>> START INFORMATION PROVIDED

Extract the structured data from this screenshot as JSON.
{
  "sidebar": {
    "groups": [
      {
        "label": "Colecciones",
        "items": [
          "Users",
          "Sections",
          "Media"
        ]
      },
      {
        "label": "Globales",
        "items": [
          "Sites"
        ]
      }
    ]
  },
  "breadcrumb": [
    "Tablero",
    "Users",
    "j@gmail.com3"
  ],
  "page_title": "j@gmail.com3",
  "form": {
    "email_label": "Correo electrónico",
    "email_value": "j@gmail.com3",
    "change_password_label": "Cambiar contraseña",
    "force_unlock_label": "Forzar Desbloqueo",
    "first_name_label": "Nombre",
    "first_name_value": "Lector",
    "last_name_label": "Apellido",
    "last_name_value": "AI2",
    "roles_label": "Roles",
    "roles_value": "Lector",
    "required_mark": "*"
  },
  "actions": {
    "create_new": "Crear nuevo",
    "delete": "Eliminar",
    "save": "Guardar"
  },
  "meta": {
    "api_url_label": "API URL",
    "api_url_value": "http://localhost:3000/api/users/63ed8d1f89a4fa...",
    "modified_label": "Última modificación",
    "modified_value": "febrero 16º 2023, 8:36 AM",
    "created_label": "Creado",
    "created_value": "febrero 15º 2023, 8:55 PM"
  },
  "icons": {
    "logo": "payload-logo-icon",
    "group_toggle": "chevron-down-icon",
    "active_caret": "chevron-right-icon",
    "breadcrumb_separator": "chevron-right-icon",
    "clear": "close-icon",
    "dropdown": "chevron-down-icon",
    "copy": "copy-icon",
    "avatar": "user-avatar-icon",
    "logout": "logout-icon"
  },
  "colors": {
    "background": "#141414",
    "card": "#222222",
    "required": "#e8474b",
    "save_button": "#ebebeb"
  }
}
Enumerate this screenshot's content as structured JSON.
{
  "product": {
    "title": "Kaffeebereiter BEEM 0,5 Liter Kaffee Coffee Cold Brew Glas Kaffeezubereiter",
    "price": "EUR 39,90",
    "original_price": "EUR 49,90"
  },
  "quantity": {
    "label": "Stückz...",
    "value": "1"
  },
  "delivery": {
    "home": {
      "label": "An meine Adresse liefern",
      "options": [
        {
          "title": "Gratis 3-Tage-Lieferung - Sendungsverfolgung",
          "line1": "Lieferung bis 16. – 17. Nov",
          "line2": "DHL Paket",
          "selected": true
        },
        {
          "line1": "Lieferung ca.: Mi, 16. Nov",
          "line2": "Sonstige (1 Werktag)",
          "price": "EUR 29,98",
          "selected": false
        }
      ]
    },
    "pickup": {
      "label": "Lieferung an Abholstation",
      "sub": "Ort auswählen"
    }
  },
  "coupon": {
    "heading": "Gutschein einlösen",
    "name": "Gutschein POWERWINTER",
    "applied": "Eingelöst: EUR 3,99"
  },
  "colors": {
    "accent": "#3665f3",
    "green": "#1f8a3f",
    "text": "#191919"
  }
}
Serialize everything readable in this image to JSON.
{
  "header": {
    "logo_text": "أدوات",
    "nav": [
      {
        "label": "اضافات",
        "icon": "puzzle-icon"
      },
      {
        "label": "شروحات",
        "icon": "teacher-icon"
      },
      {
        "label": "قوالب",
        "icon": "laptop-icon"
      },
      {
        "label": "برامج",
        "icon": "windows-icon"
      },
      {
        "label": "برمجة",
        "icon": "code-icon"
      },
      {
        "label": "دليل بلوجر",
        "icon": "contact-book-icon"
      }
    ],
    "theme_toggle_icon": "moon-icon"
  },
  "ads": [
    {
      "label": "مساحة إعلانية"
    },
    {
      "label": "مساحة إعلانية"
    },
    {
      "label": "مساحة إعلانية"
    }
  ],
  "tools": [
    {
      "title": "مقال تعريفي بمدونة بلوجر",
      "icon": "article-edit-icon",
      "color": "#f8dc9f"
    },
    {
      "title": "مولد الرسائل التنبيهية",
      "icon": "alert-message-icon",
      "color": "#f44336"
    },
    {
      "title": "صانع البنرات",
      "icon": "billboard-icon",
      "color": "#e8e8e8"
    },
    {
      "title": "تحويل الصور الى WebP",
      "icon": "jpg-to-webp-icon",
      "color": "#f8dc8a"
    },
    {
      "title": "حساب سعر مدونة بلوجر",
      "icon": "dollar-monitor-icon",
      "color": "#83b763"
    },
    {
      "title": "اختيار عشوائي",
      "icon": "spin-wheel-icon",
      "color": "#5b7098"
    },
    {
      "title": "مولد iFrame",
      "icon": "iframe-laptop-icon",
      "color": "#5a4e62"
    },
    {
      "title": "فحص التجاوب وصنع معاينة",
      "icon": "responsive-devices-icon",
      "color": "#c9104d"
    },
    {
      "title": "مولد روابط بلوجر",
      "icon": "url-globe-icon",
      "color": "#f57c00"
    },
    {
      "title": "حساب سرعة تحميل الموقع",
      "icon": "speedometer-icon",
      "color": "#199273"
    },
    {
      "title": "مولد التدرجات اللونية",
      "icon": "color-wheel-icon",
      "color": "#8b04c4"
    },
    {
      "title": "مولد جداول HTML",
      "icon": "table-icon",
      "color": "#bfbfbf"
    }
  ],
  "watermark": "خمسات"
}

>> END INFORMATION PROVIDED

§ **WHAT TO WORK ON**: In the entries above, find each line with the word "right" and show it.

§ **COMPLETE RESPONSE**:
    "active_caret": "chevron-right-icon",
    "breadcrumb_separator": "chevron-right-icon",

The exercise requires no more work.